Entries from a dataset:
* * *

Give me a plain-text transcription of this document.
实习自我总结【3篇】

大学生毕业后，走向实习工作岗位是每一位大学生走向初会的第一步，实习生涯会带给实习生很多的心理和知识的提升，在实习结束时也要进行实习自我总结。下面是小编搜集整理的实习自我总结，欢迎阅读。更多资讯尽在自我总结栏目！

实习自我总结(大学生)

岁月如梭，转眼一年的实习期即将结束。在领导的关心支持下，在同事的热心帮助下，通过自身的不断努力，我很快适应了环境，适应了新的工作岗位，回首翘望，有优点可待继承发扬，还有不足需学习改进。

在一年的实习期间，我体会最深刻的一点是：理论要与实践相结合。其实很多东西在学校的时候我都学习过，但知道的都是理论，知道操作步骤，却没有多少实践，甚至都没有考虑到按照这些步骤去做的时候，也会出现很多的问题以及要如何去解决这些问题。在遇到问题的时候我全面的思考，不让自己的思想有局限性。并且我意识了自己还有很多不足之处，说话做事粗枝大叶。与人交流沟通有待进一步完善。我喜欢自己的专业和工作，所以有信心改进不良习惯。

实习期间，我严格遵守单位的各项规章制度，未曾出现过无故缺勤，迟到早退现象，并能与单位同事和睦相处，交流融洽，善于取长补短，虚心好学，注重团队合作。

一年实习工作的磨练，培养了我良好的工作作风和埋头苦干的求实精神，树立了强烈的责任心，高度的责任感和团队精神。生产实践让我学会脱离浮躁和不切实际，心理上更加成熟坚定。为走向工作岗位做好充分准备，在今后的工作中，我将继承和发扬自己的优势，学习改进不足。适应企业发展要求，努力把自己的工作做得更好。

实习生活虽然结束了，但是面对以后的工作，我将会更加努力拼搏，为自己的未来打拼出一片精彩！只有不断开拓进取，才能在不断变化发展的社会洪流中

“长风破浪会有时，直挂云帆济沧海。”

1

* * *

### EXERCISE PROMPT
Repeat all of the entries exactly.

### PROBLEM SOLUTION
Give me a plain-text transcription of this document.
实习自我总结【3篇】

大学生毕业后，走向实习工作岗位是每一位大学生走向初会的第一步，实习生涯会带给实习生很多的心理和知识的提升，在实习结束时也要进行实习自我总结。下面是小编搜集整理的实习自我总结，欢迎阅读。更多资讯尽在自我总结栏目！

实习自我总结(大学生)

岁月如梭，转眼一年的实习期即将结束。在领导的关心支持下，在同事的热心帮助下，通过自身的不断努力，我很快适应了环境，适应了新的工作岗位，回首翘望，有优点可待继承发扬，还有不足需学习改进。

在一年的实习期间，我体会最深刻的一点是：理论要与实践相结合。其实很多东西在学校的时候我都学习过，但知道的都是理论，知道操作步骤，却没有多少实践，甚至都没有考虑到按照这些步骤去做的时候，也会出现很多的问题以及要如何去解决这些问题。在遇到问题的时候我全面的思考，不让自己的思想有局限性。并且我意识了自己还有很多不足之处，说话做事粗枝大叶。与人交流沟通有待进一步完善。我喜欢自己的专业和工作，所以有信心改进不良习惯。

实习期间，我严格遵守单位的各项规章制度，未曾出现过无故缺勤，迟到早退现象，并能与单位同事和睦相处，交流融洽，善于取长补短，虚心好学，注重团队合作。

一年实习工作的磨练，培养了我良好的工作作风和埋头苦干的求实精神，树立了强烈的责任心，高度的责任感和团队精神。生产实践让我学会脱离浮躁和不切实际，心理上更加成熟坚定。为走向工作岗位做好充分准备，在今后的工作中，我将继承和发扬自己的优势，学习改进不足。适应企业发展要求，努力把自己的工作做得更好。

实习生活虽然结束了，但是面对以后的工作，我将会更加努力拼搏，为自己的未来打拼出一片精彩！只有不断开拓进取，才能在不断变化发展的社会洪流中

“长风破浪会有时，直挂云帆济沧海。”

1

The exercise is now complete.